** Start PROVIDED RECORDS **

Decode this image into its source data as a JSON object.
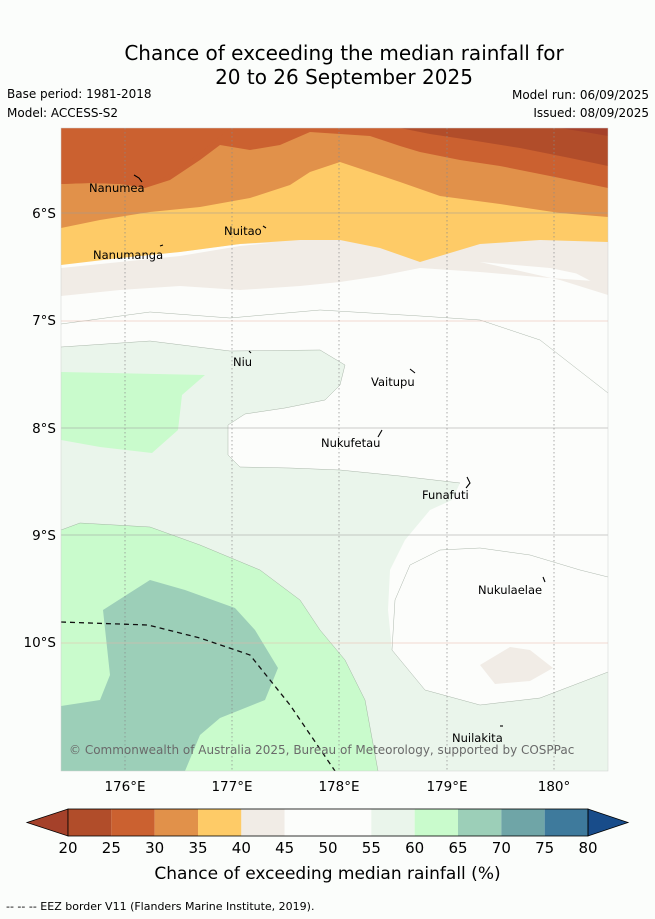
{
  "title": {
    "line1": "Chance of exceeding the median rainfall for",
    "line2": "20 to 26 September 2025"
  },
  "meta": {
    "base_period": "Base period: 1981-2018",
    "model": "Model: ACCESS-S2",
    "model_run": "Model run: 06/09/2025",
    "issued": "Issued: 08/09/2025"
  },
  "axes": {
    "lat_labels": [
      "6°S",
      "7°S",
      "8°S",
      "9°S",
      "10°S"
    ],
    "lon_labels": [
      "176°E",
      "177°E",
      "178°E",
      "179°E",
      "180°"
    ]
  },
  "places": [
    {
      "name": "Nanumea"
    },
    {
      "name": "Nuitao"
    },
    {
      "name": "Nanumanga"
    },
    {
      "name": "Niu"
    },
    {
      "name": "Vaitupu"
    },
    {
      "name": "Nukufetau"
    },
    {
      "name": "Funafuti"
    },
    {
      "name": "Nukulaelae"
    },
    {
      "name": "Nuilakita"
    }
  ],
  "copyright": "© Commonwealth of Australia 2025, Bureau of Meteorology, supported by COSPPac",
  "colorbar": {
    "ticks": [
      "20",
      "25",
      "30",
      "35",
      "40",
      "45",
      "50",
      "55",
      "60",
      "65",
      "70",
      "75",
      "80"
    ],
    "colors": [
      "#a5412a",
      "#b14d2a",
      "#cb6130",
      "#e1914a",
      "#fecb67",
      "#f1ece6",
      "#fcfdfb",
      "#fcfdfb",
      "#eaf5eb",
      "#c9fbcc",
      "#9ccfb8",
      "#6fa5a7",
      "#3e7a9c",
      "#184c8a"
    ],
    "label": "Chance of exceeding median rainfall (%)"
  },
  "footer": "--  --  -- EEZ border V11 (Flanders Marine Institute, 2019)."
}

** End PROVIDED RECORDS **

Give the number of lines that hold the word "Chance" in these records, with nothing added.

= EXPECTED ANSWER =
2